** Begin PROVIDED INFORMATION **

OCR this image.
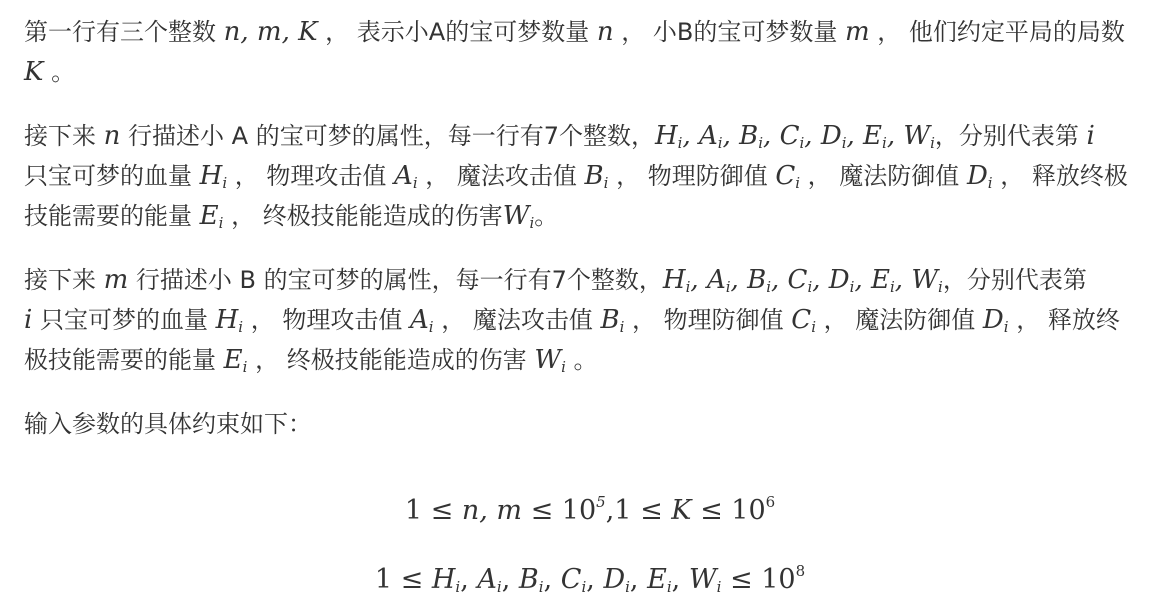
第一行有三个整数 n, m, K ， 表示小A的宝可梦数量 n ， 小B的宝可梦数量 m ， 他们约定平局的局数
K 。

接下来 n 行描述小 A 的宝可梦的属性，每一行有7个整数，$H_i$, $A_i$, $B_i$, $C_i$, $D_i$, $E_i$, $W_i$，分别代表第 i
只宝可梦的血量 $H_i$ ， 物理攻击值 $A_i$ ， 魔法攻击值 $B_i$ ， 物理防御值 $C_i$ ， 魔法防御值 $D_i$ ， 释放终极
技能需要的能量 $E_i$ ， 终极技能能造成的伤害$W_i$。

接下来 m 行描述小 B 的宝可梦的属性，每一行有7个整数，$H_i$, $A_i$, $B_i$, $C_i$, $D_i$, $E_i$, $W_i$，分别代表第
i 只宝可梦的血量 $H_i$ ， 物理攻击值 $A_i$ ， 魔法攻击值 $B_i$ ， 物理防御值 $C_i$ ， 魔法防御值 $D_i$ ， 释放终
极技能需要的能量 $E_i$ ， 终极技能能造成的伤害 $W_i$ 。

输入参数的具体约束如下：

1 ≤ n, $m \le 10^5,1 \le K \le 10^6$
$1 \le H_i$, $A_i$, $B_i$, $C_i$, $D_i$, $E_i$, $W_i \le 10^8$
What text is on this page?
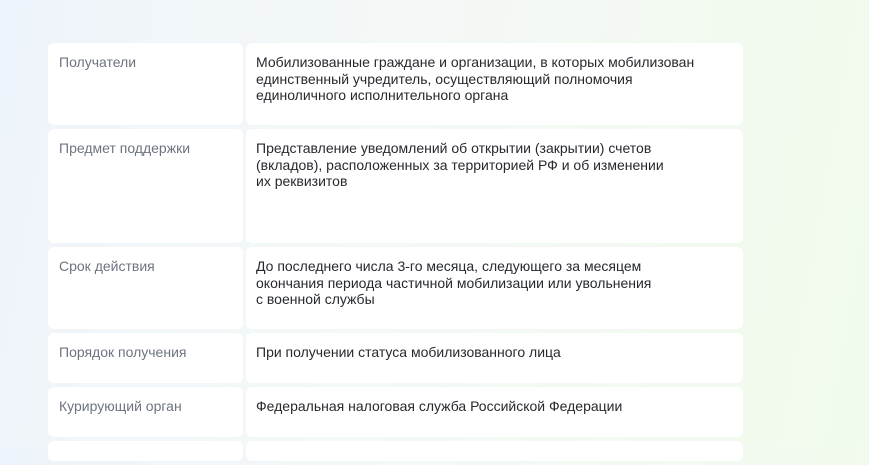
Получатели	Мобилизованные граждане и организации, в которых мобилизован
единственный учредитель, осуществляющий полномочия
единоличного исполнительного органа
Предмет поддержки	Представление уведомлений об открытии (закрытии) счетов
(вкладов), расположенных за территорией РФ и об изменении
их реквизитов
Срок действия	До последнего числа 3-го месяца, следующего за месяцем
окончания периода частичной мобилизации или увольнения
с военной службы
Порядок получения	При получении статуса мобилизованного лица
Курирующий орган	Федеральная налоговая служба Российской Федерации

** End PROVIDED INFORMATION **

:: REQUIREMENTS ::
Copy each line of the preceding data that contains the string "魔法防御值".

:: COMPLETE RESPONSE ::
只宝可梦的血量 $H_i$ ， 物理攻击值 $A_i$ ， 魔法攻击值 $B_i$ ， 物理防御值 $C_i$ ， 魔法防御值 $D_i$ ， 释放终极
i 只宝可梦的血量 $H_i$ ， 物理攻击值 $A_i$ ， 魔法攻击值 $B_i$ ， 物理防御值 $C_i$ ， 魔法防御值 $D_i$ ， 释放终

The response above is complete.